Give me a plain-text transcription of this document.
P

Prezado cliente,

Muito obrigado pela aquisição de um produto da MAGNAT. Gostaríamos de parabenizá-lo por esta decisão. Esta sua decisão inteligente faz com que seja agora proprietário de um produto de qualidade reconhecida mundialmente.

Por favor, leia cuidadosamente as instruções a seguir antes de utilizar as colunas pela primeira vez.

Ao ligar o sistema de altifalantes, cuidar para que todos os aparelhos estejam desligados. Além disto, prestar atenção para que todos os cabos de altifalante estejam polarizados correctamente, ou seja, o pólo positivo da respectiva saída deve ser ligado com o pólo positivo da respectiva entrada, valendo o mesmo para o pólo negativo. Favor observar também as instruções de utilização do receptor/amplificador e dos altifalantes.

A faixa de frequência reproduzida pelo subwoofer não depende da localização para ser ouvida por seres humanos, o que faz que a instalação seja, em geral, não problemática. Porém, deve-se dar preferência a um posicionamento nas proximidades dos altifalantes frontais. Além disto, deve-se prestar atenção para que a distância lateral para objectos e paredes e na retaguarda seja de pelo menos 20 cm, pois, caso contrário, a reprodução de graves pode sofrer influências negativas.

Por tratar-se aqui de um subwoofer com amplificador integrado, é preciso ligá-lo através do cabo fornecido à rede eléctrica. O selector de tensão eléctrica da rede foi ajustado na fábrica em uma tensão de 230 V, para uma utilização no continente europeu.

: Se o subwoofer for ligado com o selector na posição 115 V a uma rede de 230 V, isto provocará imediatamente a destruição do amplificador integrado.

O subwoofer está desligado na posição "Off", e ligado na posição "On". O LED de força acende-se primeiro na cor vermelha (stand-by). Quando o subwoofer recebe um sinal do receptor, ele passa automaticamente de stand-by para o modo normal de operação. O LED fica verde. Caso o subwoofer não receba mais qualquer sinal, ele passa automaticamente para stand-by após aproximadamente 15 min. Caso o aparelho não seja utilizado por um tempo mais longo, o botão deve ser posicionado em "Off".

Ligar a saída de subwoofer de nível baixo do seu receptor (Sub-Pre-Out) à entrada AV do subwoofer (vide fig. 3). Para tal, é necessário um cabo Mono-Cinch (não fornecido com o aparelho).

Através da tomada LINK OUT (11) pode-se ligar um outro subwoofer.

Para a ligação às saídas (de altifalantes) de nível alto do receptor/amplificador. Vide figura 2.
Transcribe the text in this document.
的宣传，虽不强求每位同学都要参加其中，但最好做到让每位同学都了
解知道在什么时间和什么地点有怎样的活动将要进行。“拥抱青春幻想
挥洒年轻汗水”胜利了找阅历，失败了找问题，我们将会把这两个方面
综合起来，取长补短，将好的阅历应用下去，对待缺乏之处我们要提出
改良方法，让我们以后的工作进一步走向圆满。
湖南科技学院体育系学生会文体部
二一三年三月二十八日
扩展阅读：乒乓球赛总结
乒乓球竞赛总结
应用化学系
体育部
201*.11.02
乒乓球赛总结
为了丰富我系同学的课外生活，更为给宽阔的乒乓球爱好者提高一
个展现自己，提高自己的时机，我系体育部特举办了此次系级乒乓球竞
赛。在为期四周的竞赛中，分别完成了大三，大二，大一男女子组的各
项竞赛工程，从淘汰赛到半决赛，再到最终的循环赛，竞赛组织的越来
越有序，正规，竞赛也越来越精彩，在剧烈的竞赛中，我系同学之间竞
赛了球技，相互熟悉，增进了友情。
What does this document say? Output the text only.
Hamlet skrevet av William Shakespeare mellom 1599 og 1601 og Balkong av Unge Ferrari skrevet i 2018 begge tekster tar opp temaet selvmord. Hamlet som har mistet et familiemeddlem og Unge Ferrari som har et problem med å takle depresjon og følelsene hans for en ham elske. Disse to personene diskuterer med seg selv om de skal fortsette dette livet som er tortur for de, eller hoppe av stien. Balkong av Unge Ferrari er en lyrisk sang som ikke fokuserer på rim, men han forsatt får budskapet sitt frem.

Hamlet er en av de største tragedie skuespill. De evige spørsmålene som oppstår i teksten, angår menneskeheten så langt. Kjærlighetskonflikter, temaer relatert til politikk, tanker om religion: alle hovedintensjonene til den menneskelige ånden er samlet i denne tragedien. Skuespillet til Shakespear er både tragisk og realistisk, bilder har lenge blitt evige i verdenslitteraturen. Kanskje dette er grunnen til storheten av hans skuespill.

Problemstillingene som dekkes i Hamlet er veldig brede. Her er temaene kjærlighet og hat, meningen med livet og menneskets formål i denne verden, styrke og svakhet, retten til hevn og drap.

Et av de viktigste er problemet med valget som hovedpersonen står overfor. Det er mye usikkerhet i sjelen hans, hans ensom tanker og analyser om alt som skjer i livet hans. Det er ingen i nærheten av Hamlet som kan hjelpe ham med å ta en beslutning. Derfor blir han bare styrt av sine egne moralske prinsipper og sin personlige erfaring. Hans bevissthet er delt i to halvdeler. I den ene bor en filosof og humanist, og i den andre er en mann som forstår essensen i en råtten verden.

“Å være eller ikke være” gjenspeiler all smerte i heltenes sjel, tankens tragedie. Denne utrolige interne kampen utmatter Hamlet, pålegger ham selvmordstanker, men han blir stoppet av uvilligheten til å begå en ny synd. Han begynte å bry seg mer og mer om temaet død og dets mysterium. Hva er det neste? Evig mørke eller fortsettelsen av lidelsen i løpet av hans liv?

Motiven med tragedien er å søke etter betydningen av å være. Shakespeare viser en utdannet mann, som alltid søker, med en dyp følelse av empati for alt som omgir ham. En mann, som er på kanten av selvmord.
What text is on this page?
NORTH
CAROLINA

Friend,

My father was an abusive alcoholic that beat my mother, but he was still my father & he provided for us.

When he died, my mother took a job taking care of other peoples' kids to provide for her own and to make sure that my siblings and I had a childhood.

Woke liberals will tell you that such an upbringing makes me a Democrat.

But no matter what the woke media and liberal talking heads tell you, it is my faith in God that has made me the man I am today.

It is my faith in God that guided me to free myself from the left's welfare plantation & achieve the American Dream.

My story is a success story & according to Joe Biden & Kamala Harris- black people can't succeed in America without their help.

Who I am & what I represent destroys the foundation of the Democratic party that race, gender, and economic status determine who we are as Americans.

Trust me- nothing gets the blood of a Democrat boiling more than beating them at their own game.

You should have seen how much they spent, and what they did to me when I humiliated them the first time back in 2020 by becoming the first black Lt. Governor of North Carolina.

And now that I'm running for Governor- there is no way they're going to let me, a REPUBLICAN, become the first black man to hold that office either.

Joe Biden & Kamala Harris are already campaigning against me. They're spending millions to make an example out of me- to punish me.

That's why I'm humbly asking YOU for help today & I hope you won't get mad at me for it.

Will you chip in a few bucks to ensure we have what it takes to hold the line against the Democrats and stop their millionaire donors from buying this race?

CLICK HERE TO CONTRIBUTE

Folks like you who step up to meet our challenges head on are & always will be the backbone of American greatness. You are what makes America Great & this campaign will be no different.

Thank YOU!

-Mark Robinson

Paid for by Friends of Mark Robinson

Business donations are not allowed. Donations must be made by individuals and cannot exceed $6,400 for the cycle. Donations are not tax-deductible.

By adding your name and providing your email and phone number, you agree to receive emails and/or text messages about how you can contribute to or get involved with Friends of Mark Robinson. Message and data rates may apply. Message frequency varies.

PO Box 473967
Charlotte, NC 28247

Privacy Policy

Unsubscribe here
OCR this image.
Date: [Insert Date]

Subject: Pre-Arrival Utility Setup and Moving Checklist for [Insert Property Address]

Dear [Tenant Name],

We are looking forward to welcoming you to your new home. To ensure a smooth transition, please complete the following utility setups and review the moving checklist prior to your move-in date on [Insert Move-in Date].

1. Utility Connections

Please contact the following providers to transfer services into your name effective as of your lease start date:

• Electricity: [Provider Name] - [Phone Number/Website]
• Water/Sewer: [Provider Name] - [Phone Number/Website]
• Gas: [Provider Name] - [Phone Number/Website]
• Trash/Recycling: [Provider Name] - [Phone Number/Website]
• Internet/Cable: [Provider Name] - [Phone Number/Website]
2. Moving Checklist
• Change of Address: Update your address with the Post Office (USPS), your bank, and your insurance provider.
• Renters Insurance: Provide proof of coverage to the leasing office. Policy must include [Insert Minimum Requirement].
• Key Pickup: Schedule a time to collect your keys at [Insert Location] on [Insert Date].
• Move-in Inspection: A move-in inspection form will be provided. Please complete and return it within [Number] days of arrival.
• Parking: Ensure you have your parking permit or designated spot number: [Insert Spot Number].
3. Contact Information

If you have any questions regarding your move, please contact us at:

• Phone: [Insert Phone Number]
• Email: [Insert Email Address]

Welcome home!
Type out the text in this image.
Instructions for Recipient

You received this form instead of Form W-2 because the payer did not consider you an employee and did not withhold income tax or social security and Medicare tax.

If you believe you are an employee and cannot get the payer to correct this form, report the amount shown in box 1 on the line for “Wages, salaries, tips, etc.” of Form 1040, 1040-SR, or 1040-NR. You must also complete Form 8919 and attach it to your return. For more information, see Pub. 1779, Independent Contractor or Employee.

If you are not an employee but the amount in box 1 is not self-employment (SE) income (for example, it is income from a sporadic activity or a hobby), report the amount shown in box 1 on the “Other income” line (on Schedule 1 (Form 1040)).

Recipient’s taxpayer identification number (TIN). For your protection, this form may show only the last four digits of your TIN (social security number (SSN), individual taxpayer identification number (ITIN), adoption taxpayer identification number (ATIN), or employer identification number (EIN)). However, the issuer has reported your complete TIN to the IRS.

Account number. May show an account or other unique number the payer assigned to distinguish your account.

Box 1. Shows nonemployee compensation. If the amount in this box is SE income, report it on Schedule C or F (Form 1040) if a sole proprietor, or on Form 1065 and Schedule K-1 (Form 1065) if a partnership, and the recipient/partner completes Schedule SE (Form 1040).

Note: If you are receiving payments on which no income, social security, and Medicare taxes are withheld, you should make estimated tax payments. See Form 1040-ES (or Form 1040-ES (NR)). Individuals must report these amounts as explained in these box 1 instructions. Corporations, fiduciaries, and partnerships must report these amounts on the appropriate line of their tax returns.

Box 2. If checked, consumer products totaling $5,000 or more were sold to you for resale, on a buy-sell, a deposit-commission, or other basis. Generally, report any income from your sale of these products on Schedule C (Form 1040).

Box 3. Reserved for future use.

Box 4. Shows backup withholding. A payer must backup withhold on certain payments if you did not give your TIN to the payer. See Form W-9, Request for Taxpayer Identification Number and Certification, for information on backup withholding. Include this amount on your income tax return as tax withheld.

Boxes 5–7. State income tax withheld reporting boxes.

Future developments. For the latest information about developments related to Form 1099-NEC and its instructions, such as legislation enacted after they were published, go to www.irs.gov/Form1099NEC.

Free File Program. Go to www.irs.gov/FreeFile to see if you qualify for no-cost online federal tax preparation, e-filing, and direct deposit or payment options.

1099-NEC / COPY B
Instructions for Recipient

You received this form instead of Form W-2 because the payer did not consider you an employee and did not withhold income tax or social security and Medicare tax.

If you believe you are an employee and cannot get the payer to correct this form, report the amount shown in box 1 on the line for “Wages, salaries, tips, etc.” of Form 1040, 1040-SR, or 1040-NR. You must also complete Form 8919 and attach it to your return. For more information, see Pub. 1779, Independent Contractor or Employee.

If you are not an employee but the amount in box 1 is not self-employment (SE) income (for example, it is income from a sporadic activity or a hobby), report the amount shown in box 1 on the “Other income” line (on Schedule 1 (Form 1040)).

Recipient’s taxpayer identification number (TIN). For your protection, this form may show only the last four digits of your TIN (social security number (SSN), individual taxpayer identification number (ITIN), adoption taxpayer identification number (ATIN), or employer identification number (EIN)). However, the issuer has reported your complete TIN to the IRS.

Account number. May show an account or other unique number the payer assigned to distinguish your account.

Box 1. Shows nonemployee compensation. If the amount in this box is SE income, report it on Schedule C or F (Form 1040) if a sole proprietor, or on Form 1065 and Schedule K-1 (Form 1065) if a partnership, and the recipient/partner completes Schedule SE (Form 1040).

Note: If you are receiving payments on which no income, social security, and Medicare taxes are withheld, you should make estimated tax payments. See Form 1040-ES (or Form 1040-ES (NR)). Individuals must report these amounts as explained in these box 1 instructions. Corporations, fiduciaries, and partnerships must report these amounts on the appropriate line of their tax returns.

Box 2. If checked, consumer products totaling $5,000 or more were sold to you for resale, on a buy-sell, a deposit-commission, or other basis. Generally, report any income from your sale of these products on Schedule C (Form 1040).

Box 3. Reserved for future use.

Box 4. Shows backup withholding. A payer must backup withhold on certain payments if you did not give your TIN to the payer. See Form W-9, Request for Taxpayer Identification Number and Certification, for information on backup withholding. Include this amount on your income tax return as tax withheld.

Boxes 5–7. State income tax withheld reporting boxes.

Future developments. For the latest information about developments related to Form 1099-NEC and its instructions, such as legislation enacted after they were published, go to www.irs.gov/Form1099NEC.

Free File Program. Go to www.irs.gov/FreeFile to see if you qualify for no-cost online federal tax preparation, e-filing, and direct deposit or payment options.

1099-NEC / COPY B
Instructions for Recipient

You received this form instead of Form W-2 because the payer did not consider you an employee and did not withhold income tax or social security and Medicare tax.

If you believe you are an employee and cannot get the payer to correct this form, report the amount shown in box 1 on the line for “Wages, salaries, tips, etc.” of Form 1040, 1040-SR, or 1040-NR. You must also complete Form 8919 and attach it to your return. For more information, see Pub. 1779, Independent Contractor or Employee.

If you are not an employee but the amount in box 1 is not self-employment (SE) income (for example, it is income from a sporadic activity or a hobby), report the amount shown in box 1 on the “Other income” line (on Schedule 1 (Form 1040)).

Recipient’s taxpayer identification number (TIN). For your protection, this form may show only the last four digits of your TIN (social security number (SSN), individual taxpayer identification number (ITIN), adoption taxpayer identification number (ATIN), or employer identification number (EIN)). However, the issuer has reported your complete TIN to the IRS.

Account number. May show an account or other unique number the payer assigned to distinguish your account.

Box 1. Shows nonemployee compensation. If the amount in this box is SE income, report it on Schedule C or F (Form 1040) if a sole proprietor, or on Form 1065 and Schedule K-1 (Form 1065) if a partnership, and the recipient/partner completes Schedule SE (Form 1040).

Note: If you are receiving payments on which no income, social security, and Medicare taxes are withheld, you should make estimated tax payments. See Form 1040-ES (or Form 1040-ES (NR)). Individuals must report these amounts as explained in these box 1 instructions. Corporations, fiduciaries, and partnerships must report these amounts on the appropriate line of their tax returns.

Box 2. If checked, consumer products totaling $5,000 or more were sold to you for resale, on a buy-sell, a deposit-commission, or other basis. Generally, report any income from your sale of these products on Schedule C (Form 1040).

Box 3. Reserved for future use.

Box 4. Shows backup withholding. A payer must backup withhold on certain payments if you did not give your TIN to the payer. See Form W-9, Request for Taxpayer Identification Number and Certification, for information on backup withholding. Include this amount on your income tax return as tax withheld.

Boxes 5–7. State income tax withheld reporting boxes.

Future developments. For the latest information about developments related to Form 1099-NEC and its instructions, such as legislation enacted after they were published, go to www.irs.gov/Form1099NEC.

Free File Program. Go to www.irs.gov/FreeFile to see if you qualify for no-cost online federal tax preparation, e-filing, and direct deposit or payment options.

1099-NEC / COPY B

Task prompt:
Copy all lines from the material that include "home".

Task solution:
We are looking forward to welcoming you to your new home. To ensure a smooth transition, please complete the following utility setups and review the moving checklist prior to your move-in date on [Insert Move-in Date].
Welcome home!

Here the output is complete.